— begin —
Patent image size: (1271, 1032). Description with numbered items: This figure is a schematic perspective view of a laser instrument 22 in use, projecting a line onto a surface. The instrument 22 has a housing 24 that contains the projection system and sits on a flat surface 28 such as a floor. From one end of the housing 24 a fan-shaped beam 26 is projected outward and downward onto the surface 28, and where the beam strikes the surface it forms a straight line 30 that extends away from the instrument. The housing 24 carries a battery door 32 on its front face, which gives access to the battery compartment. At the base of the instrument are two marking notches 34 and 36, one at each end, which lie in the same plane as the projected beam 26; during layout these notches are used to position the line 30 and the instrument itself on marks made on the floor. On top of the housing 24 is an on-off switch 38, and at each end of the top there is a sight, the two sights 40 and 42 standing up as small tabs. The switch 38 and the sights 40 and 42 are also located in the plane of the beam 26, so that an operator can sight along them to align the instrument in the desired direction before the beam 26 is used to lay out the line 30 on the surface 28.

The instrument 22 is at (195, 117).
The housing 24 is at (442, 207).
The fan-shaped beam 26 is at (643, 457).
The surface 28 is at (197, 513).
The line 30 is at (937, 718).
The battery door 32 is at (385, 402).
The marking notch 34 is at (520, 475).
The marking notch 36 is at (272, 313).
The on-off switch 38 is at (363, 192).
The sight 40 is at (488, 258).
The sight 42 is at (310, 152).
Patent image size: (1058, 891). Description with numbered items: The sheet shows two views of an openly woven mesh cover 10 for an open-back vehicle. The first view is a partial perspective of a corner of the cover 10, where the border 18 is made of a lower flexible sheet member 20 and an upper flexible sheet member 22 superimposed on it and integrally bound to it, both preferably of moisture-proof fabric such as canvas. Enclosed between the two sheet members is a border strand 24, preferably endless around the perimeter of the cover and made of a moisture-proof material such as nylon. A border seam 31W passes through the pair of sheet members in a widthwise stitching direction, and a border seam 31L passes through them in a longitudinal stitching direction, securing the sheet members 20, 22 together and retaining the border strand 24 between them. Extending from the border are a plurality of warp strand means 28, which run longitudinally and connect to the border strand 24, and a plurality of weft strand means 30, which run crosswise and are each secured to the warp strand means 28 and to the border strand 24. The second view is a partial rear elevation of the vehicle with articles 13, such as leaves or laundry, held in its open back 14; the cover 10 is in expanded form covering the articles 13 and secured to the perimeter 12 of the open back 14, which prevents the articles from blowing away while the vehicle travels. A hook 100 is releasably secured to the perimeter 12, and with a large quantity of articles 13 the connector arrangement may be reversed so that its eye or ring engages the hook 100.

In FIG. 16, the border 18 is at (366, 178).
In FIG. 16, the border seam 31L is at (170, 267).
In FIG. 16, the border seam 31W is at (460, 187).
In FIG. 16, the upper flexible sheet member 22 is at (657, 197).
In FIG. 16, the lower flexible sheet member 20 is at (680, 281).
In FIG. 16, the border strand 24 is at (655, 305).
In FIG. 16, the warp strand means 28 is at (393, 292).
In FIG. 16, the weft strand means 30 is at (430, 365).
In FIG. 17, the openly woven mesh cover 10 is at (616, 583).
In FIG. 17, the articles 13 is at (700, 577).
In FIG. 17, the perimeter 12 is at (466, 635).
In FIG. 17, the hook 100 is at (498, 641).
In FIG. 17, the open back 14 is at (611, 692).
— end —
**Stated problem:** Switch each "perspective" in all the items above to "oblique", then write the items out again with everything else left unchanged.

**The output:**
Patent image size: (1271, 1032). Description with numbered items: This figure is a schematic oblique view of a laser instrument 22 in use, projecting a line onto a surface. The instrument 22 has a housing 24 that contains the projection system and sits on a flat surface 28 such as a floor. From one end of the housing 24 a fan-shaped beam 26 is projected outward and downward onto the surface 28, and where the beam strikes the surface it forms a straight line 30 that extends away from the instrument. The housing 24 carries a battery door 32 on its front face, which gives access to the battery compartment. At the base of the instrument are two marking notches 34 and 36, one at each end, which lie in the same plane as the projected beam 26; during layout these notches are used to position the line 30 and the instrument itself on marks made on the floor. On top of the housing 24 is an on-off switch 38, and at each end of the top there is a sight, the two sights 40 and 42 standing up as small tabs. The switch 38 and the sights 40 and 42 are also located in the plane of the beam 26, so that an operator can sight along them to align the instrument in the desired direction before the beam 26 is used to lay out the line 30 on the surface 28.

The instrument 22 is at (195, 117).
The housing 24 is at (442, 207).
The fan-shaped beam 26 is at (643, 457).
The surface 28 is at (197, 513).
The line 30 is at (937, 718).
The battery door 32 is at (385, 402).
The marking notch 34 is at (520, 475).
The marking notch 36 is at (272, 313).
The on-off switch 38 is at (363, 192).
The sight 40 is at (488, 258).
The sight 42 is at (310, 152).
Patent image size: (1058, 891). Description with numbered items: The sheet shows two views of an openly woven mesh cover 10 for an open-back vehicle. The first view is a partial oblique of a corner of the cover 10, where the border 18 is made of a lower flexible sheet member 20 and an upper flexible sheet member 22 superimposed on it and integrally bound to it, both preferably of moisture-proof fabric such as canvas. Enclosed between the two sheet members is a border strand 24, preferably endless around the perimeter of the cover and made of a moisture-proof material such as nylon. A border seam 31W passes through the pair of sheet members in a widthwise stitching direction, and a border seam 31L passes through them in a longitudinal stitching direction, securing the sheet members 20, 22 together and retaining the border strand 24 between them. Extending from the border are a plurality of warp strand means 28, which run longitudinally and connect to the border strand 24, and a plurality of weft strand means 30, which run crosswise and are each secured to the warp strand means 28 and to the border strand 24. The second view is a partial rear elevation of the vehicle with articles 13, such as leaves or laundry, held in its open back 14; the cover 10 is in expanded form covering the articles 13 and secured to the perimeter 12 of the open back 14, which prevents the articles from blowing away while the vehicle travels. A hook 100 is releasably secured to the perimeter 12, and with a large quantity of articles 13 the connector arrangement may be reversed so that its eye or ring engages the hook 100.

In FIG. 16, the border 18 is at (366, 178).
In FIG. 16, the border seam 31L is at (170, 267).
In FIG. 16, the border seam 31W is at (460, 187).
In FIG. 16, the upper flexible sheet member 22 is at (657, 197).
In FIG. 16, the lower flexible sheet member 20 is at (680, 281).
In FIG. 16, the border strand 24 is at (655, 305).
In FIG. 16, the warp strand means 28 is at (393, 292).
In FIG. 16, the weft strand means 30 is at (430, 365).
In FIG. 17, the openly woven mesh cover 10 is at (616, 583).
In FIG. 17, the articles 13 is at (700, 577).
In FIG. 17, the perimeter 12 is at (466, 635).
In FIG. 17, the hook 100 is at (498, 641).
In FIG. 17, the open back 14 is at (611, 692).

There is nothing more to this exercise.